WHAT IS BEING ASKED:
Rewrite the entries below, substituting "navigator" for every occurrence of "overview" and leaving everything else unchanged.

MATERIAL PROVIDED:
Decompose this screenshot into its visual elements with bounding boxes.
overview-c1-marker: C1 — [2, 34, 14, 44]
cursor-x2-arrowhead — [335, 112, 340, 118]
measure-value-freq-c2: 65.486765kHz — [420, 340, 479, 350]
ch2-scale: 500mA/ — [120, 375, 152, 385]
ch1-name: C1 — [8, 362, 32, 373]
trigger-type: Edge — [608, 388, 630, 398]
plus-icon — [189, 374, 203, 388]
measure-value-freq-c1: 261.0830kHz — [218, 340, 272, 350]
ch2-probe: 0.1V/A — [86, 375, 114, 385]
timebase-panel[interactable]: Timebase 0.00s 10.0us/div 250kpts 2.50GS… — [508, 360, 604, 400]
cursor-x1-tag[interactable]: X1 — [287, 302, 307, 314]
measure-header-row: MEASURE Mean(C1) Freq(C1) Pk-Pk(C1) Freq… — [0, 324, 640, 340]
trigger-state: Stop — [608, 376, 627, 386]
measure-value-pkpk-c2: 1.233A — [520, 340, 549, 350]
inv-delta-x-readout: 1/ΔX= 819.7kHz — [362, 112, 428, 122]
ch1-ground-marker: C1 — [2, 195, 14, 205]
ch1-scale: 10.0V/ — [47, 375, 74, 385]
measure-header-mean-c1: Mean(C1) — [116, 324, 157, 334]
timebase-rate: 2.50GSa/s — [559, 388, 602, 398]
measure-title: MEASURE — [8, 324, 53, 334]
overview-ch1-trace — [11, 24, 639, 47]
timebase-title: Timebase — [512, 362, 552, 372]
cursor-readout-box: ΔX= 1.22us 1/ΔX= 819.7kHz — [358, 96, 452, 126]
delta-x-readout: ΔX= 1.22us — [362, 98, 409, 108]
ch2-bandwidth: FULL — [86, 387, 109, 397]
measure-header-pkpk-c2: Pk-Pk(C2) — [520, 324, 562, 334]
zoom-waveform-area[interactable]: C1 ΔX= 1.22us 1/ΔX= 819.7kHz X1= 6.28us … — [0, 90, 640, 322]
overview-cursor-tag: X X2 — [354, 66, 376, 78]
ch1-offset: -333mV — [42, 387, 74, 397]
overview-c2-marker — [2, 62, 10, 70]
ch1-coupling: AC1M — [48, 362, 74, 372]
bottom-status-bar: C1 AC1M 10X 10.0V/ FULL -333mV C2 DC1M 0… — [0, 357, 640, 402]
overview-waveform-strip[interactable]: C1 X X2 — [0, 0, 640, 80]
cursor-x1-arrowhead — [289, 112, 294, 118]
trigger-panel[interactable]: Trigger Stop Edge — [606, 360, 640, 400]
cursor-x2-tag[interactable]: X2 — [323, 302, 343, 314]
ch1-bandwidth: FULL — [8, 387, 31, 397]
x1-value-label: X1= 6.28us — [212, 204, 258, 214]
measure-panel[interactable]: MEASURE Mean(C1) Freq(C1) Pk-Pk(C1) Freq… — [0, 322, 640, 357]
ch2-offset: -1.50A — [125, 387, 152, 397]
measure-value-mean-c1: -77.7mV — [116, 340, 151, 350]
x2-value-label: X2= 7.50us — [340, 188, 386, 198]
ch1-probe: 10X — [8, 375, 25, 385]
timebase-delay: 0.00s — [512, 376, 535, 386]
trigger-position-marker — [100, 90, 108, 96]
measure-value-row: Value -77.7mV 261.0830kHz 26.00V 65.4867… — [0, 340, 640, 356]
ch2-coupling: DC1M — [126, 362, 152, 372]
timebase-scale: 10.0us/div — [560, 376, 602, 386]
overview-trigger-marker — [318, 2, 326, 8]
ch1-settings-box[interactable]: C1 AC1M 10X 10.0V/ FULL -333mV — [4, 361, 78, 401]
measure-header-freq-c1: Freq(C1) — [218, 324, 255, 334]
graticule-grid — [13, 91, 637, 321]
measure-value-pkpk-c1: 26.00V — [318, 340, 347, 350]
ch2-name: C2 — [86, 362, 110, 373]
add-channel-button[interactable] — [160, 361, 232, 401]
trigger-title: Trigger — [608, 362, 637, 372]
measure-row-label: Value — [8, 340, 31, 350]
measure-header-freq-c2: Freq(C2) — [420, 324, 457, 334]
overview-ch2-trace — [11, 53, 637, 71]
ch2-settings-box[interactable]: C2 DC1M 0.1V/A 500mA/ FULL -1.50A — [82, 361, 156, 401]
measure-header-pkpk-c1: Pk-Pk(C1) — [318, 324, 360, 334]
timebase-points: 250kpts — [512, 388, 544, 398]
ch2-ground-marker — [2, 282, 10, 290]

THE OUTPUT:
Decompose this screenshot into its visual elements with bounding boxes.
navigator-c1-marker: C1 — [2, 34, 14, 44]
cursor-x2-arrowhead — [335, 112, 340, 118]
measure-value-freq-c2: 65.486765kHz — [420, 340, 479, 350]
ch2-scale: 500mA/ — [120, 375, 152, 385]
ch1-name: C1 — [8, 362, 32, 373]
trigger-type: Edge — [608, 388, 630, 398]
plus-icon — [189, 374, 203, 388]
measure-value-freq-c1: 261.0830kHz — [218, 340, 272, 350]
ch2-probe: 0.1V/A — [86, 375, 114, 385]
timebase-panel[interactable]: Timebase 0.00s 10.0us/div 250kpts 2.50GS… — [508, 360, 604, 400]
cursor-x1-tag[interactable]: X1 — [287, 302, 307, 314]
measure-header-row: MEASURE Mean(C1) Freq(C1) Pk-Pk(C1) Freq… — [0, 324, 640, 340]
trigger-state: Stop — [608, 376, 627, 386]
measure-value-pkpk-c2: 1.233A — [520, 340, 549, 350]
inv-delta-x-readout: 1/ΔX= 819.7kHz — [362, 112, 428, 122]
ch1-ground-marker: C1 — [2, 195, 14, 205]
ch1-scale: 10.0V/ — [47, 375, 74, 385]
measure-header-mean-c1: Mean(C1) — [116, 324, 157, 334]
timebase-rate: 2.50GSa/s — [559, 388, 602, 398]
measure-title: MEASURE — [8, 324, 53, 334]
navigator-ch1-trace — [11, 24, 639, 47]
timebase-title: Timebase — [512, 362, 552, 372]
cursor-readout-box: ΔX= 1.22us 1/ΔX= 819.7kHz — [358, 96, 452, 126]
delta-x-readout: ΔX= 1.22us — [362, 98, 409, 108]
ch2-bandwidth: FULL — [86, 387, 109, 397]
measure-header-pkpk-c2: Pk-Pk(C2) — [520, 324, 562, 334]
zoom-waveform-area[interactable]: C1 ΔX= 1.22us 1/ΔX= 819.7kHz X1= 6.28us … — [0, 90, 640, 322]
navigator-cursor-tag: X X2 — [354, 66, 376, 78]
ch1-offset: -333mV — [42, 387, 74, 397]
navigator-c2-marker — [2, 62, 10, 70]
ch1-coupling: AC1M — [48, 362, 74, 372]
bottom-status-bar: C1 AC1M 10X 10.0V/ FULL -333mV C2 DC1M 0… — [0, 357, 640, 402]
navigator-waveform-strip[interactable]: C1 X X2 — [0, 0, 640, 80]
cursor-x1-arrowhead — [289, 112, 294, 118]
trigger-panel[interactable]: Trigger Stop Edge — [606, 360, 640, 400]
cursor-x2-tag[interactable]: X2 — [323, 302, 343, 314]
ch1-bandwidth: FULL — [8, 387, 31, 397]
x1-value-label: X1= 6.28us — [212, 204, 258, 214]
measure-panel[interactable]: MEASURE Mean(C1) Freq(C1) Pk-Pk(C1) Freq… — [0, 322, 640, 357]
ch2-offset: -1.50A — [125, 387, 152, 397]
measure-value-mean-c1: -77.7mV — [116, 340, 151, 350]
x2-value-label: X2= 7.50us — [340, 188, 386, 198]
ch1-probe: 10X — [8, 375, 25, 385]
timebase-delay: 0.00s — [512, 376, 535, 386]
trigger-position-marker — [100, 90, 108, 96]
measure-value-row: Value -77.7mV 261.0830kHz 26.00V 65.4867… — [0, 340, 640, 356]
ch2-coupling: DC1M — [126, 362, 152, 372]
timebase-scale: 10.0us/div — [560, 376, 602, 386]
navigator-trigger-marker — [318, 2, 326, 8]
ch1-settings-box[interactable]: C1 AC1M 10X 10.0V/ FULL -333mV — [4, 361, 78, 401]
measure-header-freq-c1: Freq(C1) — [218, 324, 255, 334]
graticule-grid — [13, 91, 637, 321]
measure-value-pkpk-c1: 26.00V — [318, 340, 347, 350]
ch2-name: C2 — [86, 362, 110, 373]
add-channel-button[interactable] — [160, 361, 232, 401]
trigger-title: Trigger — [608, 362, 637, 372]
measure-row-label: Value — [8, 340, 31, 350]
measure-header-freq-c2: Freq(C2) — [420, 324, 457, 334]
navigator-ch2-trace — [11, 53, 637, 71]
ch2-settings-box[interactable]: C2 DC1M 0.1V/A 500mA/ FULL -1.50A — [82, 361, 156, 401]
measure-header-pkpk-c1: Pk-Pk(C1) — [318, 324, 360, 334]
timebase-points: 250kpts — [512, 388, 544, 398]
ch2-ground-marker — [2, 282, 10, 290]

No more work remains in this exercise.